### [Dataset]
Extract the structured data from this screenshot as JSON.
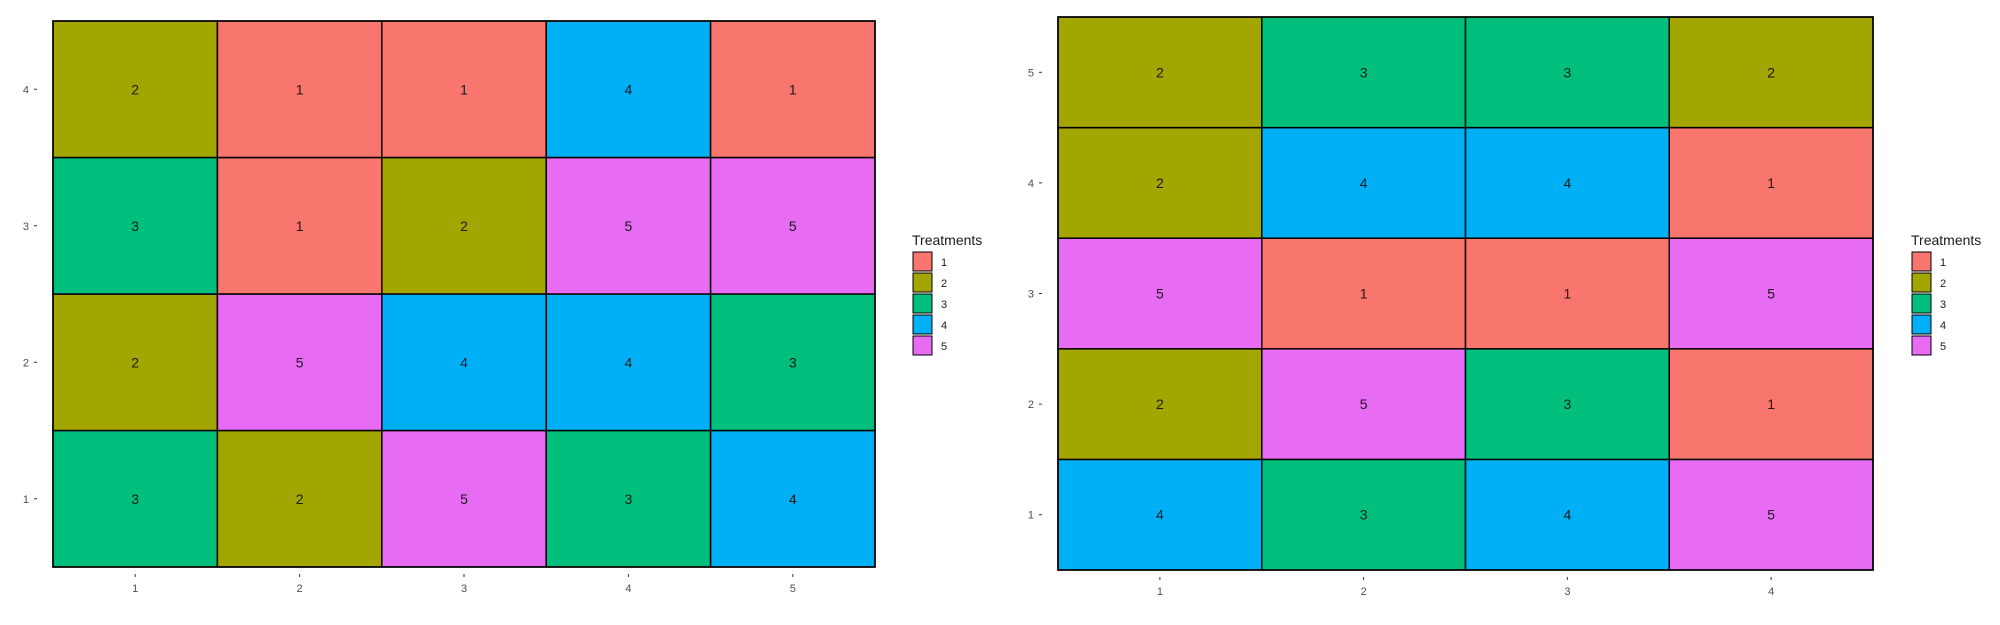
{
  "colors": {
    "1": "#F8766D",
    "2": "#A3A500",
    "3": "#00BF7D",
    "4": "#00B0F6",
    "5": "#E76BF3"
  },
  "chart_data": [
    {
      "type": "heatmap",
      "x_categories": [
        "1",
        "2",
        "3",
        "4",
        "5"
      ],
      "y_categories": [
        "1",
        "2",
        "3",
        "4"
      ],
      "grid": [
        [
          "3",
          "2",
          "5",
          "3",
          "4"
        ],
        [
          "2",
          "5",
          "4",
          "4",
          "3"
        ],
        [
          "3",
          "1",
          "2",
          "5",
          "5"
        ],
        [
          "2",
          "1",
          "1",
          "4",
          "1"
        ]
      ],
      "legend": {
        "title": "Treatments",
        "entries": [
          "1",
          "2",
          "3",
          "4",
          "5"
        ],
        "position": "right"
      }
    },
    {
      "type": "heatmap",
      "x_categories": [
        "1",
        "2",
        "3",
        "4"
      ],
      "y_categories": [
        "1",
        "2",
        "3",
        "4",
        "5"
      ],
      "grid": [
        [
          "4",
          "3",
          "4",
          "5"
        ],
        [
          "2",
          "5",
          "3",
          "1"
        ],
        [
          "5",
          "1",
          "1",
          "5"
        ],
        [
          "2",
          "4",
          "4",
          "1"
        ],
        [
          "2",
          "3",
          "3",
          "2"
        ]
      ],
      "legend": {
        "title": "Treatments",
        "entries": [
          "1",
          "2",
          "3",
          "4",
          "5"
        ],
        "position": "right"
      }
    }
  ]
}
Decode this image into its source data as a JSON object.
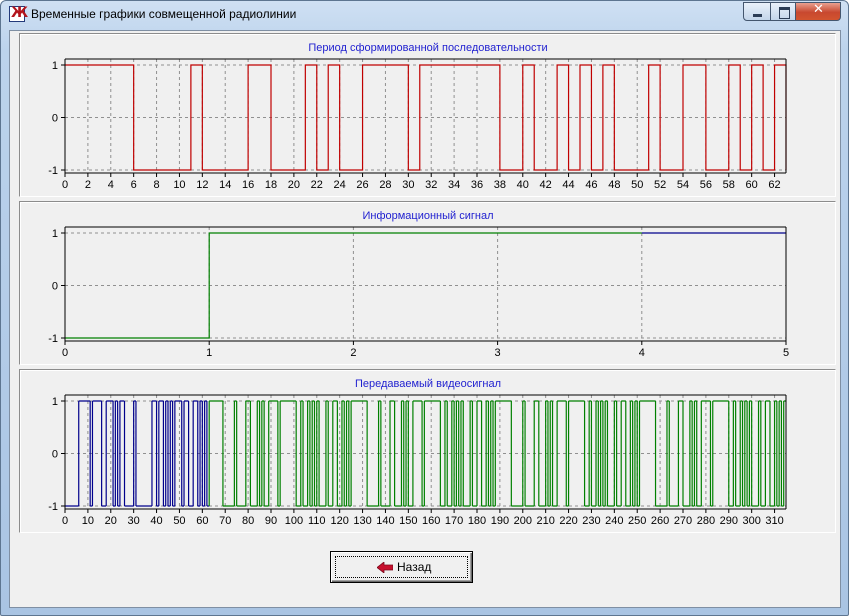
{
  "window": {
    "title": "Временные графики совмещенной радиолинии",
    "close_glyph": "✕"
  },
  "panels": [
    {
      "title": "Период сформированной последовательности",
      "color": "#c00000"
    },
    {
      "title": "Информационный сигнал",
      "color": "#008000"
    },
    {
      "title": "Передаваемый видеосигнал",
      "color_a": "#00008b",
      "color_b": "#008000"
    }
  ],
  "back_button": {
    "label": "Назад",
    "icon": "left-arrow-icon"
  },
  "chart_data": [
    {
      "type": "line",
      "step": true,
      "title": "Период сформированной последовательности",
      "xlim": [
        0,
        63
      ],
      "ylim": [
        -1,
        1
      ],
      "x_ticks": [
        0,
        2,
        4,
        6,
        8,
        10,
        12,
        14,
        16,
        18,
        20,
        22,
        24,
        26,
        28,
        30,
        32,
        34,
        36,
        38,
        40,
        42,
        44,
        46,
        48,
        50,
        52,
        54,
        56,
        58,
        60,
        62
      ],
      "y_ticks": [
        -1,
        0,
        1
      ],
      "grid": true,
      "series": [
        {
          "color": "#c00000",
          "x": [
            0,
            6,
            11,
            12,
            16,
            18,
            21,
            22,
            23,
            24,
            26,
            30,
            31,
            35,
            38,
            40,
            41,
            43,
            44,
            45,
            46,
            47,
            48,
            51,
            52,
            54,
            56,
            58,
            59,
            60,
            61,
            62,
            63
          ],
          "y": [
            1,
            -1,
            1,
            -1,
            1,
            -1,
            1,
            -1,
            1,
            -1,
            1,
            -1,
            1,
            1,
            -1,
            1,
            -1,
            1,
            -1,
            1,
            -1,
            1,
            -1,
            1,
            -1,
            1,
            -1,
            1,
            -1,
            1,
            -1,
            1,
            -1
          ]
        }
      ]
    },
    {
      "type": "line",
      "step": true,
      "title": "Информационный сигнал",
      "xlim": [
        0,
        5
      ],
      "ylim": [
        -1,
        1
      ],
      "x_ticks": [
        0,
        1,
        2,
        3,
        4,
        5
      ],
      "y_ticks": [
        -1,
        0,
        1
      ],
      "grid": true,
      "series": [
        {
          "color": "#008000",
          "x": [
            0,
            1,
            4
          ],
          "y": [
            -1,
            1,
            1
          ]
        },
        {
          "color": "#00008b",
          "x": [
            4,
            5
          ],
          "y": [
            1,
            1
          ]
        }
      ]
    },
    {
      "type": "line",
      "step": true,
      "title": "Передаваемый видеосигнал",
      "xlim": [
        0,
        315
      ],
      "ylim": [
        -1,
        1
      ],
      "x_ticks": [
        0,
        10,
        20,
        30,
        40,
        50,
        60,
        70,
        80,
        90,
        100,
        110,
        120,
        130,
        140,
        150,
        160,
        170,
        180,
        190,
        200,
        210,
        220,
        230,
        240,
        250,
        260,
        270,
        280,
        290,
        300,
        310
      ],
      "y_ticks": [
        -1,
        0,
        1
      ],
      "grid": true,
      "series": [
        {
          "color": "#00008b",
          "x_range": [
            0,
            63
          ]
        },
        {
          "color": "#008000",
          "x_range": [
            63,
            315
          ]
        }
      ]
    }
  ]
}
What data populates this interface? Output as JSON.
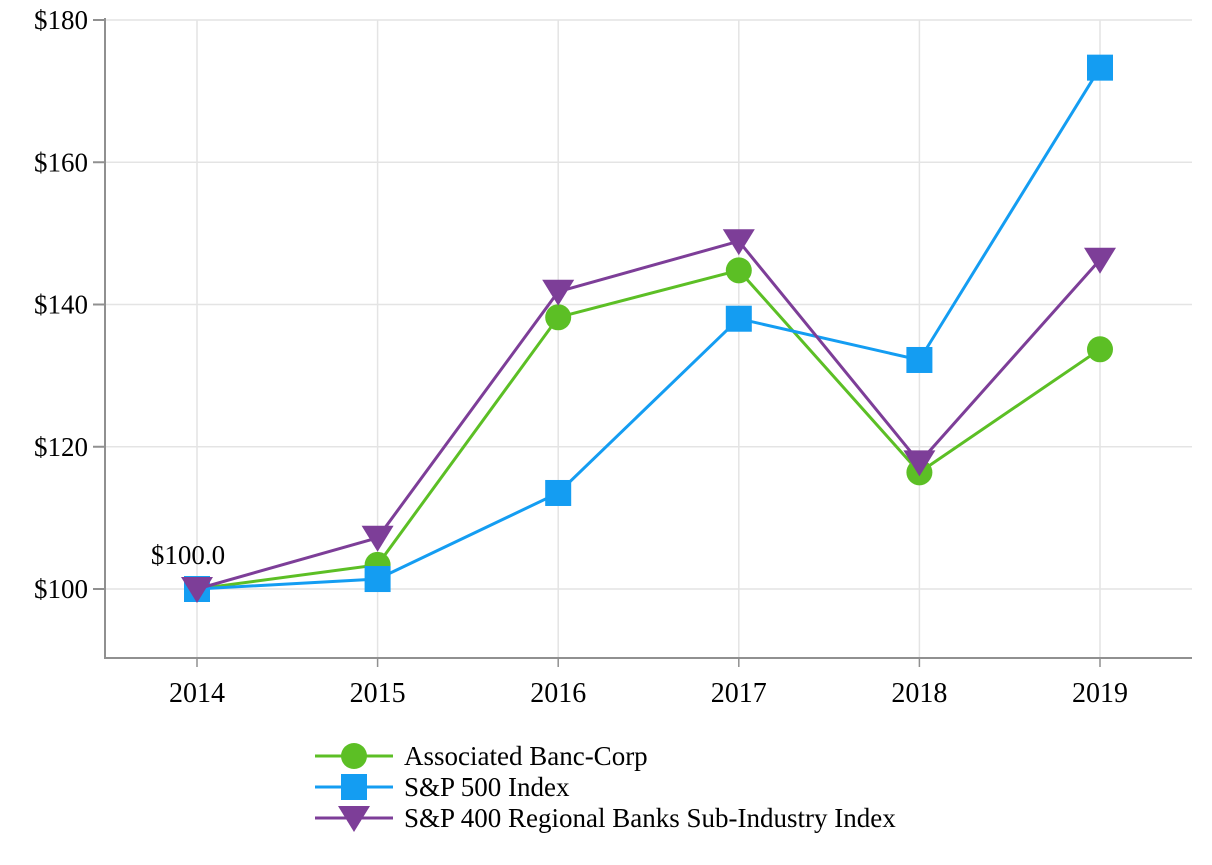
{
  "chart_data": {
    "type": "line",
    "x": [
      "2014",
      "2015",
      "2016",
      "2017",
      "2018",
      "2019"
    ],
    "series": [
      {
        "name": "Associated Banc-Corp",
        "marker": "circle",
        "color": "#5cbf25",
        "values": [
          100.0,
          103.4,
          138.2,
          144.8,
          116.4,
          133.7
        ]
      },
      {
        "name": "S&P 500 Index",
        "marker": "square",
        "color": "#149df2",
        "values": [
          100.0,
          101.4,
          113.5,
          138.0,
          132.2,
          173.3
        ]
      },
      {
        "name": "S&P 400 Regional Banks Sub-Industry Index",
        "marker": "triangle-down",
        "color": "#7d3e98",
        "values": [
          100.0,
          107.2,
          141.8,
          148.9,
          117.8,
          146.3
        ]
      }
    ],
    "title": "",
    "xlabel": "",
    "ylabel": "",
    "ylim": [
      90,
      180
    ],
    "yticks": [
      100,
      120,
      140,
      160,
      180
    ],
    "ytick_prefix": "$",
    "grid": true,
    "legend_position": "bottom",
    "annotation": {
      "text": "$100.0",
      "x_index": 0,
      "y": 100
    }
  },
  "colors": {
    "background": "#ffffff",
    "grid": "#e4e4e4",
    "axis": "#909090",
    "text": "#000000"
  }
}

### [Task to carry out]
Restate the whole of the material word for word without the pictures.

### [Response to the exercise]
Extract the structured data from this screenshot as JSON.
{
  "colors": {
    "1": "#F8766D",
    "2": "#A3A500",
    "3": "#00BF7D",
    "4": "#00B0F6",
    "5": "#E76BF3"
  },
  "chart_data": [
    {
      "type": "heatmap",
      "x_categories": [
        "1",
        "2",
        "3",
        "4",
        "5"
      ],
      "y_categories": [
        "1",
        "2",
        "3",
        "4"
      ],
      "grid": [
        [
          "3",
          "2",
          "5",
          "3",
          "4"
        ],
        [
          "2",
          "5",
          "4",
          "4",
          "3"
        ],
        [
          "3",
          "1",
          "2",
          "5",
          "5"
        ],
        [
          "2",
          "1",
          "1",
          "4",
          "1"
        ]
      ],
      "legend": {
        "title": "Treatments",
        "entries": [
          "1",
          "2",
          "3",
          "4",
          "5"
        ],
        "position": "right"
      }
    },
    {
      "type": "heatmap",
      "x_categories": [
        "1",
        "2",
        "3",
        "4"
      ],
      "y_categories": [
        "1",
        "2",
        "3",
        "4",
        "5"
      ],
      "grid": [
        [
          "4",
          "3",
          "4",
          "5"
        ],
        [
          "2",
          "5",
          "3",
          "1"
        ],
        [
          "5",
          "1",
          "1",
          "5"
        ],
        [
          "2",
          "4",
          "4",
          "1"
        ],
        [
          "2",
          "3",
          "3",
          "2"
        ]
      ],
      "legend": {
        "title": "Treatments",
        "entries": [
          "1",
          "2",
          "3",
          "4",
          "5"
        ],
        "position": "right"
      }
    }
  ]
}
Decode this image into its source data as a JSON object.
{
  "window": {
    "title": "Временные графики совмещенной радиолинии",
    "close_glyph": "✕"
  },
  "panels": [
    {
      "title": "Период сформированной последовательности",
      "color": "#c00000"
    },
    {
      "title": "Информационный сигнал",
      "color": "#008000"
    },
    {
      "title": "Передаваемый видеосигнал",
      "color_a": "#00008b",
      "color_b": "#008000"
    }
  ],
  "back_button": {
    "label": "Назад",
    "icon": "left-arrow-icon"
  },
  "chart_data": [
    {
      "type": "line",
      "step": true,
      "title": "Период сформированной последовательности",
      "xlim": [
        0,
        63
      ],
      "ylim": [
        -1,
        1
      ],
      "x_ticks": [
        0,
        2,
        4,
        6,
        8,
        10,
        12,
        14,
        16,
        18,
        20,
        22,
        24,
        26,
        28,
        30,
        32,
        34,
        36,
        38,
        40,
        42,
        44,
        46,
        48,
        50,
        52,
        54,
        56,
        58,
        60,
        62
      ],
      "y_ticks": [
        -1,
        0,
        1
      ],
      "grid": true,
      "series": [
        {
          "color": "#c00000",
          "x": [
            0,
            6,
            11,
            12,
            16,
            18,
            21,
            22,
            23,
            24,
            26,
            30,
            31,
            35,
            38,
            40,
            41,
            43,
            44,
            45,
            46,
            47,
            48,
            51,
            52,
            54,
            56,
            58,
            59,
            60,
            61,
            62,
            63
          ],
          "y": [
            1,
            -1,
            1,
            -1,
            1,
            -1,
            1,
            -1,
            1,
            -1,
            1,
            -1,
            1,
            1,
            -1,
            1,
            -1,
            1,
            -1,
            1,
            -1,
            1,
            -1,
            1,
            -1,
            1,
            -1,
            1,
            -1,
            1,
            -1,
            1,
            -1
          ]
        }
      ]
    },
    {
      "type": "line",
      "step": true,
      "title": "Информационный сигнал",
      "xlim": [
        0,
        5
      ],
      "ylim": [
        -1,
        1
      ],
      "x_ticks": [
        0,
        1,
        2,
        3,
        4,
        5
      ],
      "y_ticks": [
        -1,
        0,
        1
      ],
      "grid": true,
      "series": [
        {
          "color": "#008000",
          "x": [
            0,
            1,
            4
          ],
          "y": [
            -1,
            1,
            1
          ]
        },
        {
          "color": "#00008b",
          "x": [
            4,
            5
          ],
          "y": [
            1,
            1
          ]
        }
      ]
    },
    {
      "type": "line",
      "step": true,
      "title": "Передаваемый видеосигнал",
      "xlim": [
        0,
        315
      ],
      "ylim": [
        -1,
        1
      ],
      "x_ticks": [
        0,
        10,
        20,
        30,
        40,
        50,
        60,
        70,
        80,
        90,
        100,
        110,
        120,
        130,
        140,
        150,
        160,
        170,
        180,
        190,
        200,
        210,
        220,
        230,
        240,
        250,
        260,
        270,
        280,
        290,
        300,
        310
      ],
      "y_ticks": [
        -1,
        0,
        1
      ],
      "grid": true,
      "series": [
        {
          "color": "#00008b",
          "x_range": [
            0,
            63
          ]
        },
        {
          "color": "#008000",
          "x_range": [
            63,
            315
          ]
        }
      ]
    }
  ]
}
What data populates this interface? Output as JSON.
{
  "chart_data": {
    "type": "line",
    "x": [
      "2014",
      "2015",
      "2016",
      "2017",
      "2018",
      "2019"
    ],
    "series": [
      {
        "name": "Associated Banc-Corp",
        "marker": "circle",
        "color": "#5cbf25",
        "values": [
          100.0,
          103.4,
          138.2,
          144.8,
          116.4,
          133.7
        ]
      },
      {
        "name": "S&P 500 Index",
        "marker": "square",
        "color": "#149df2",
        "values": [
          100.0,
          101.4,
          113.5,
          138.0,
          132.2,
          173.3
        ]
      },
      {
        "name": "S&P 400 Regional Banks Sub-Industry Index",
        "marker": "triangle-down",
        "color": "#7d3e98",
        "values": [
          100.0,
          107.2,
          141.8,
          148.9,
          117.8,
          146.3
        ]
      }
    ],
    "title": "",
    "xlabel": "",
    "ylabel": "",
    "ylim": [
      90,
      180
    ],
    "yticks": [
      100,
      120,
      140,
      160,
      180
    ],
    "ytick_prefix": "$",
    "grid": true,
    "legend_position": "bottom",
    "annotation": {
      "text": "$100.0",
      "x_index": 0,
      "y": 100
    }
  },
  "colors": {
    "background": "#ffffff",
    "grid": "#e4e4e4",
    "axis": "#909090",
    "text": "#000000"
  }
}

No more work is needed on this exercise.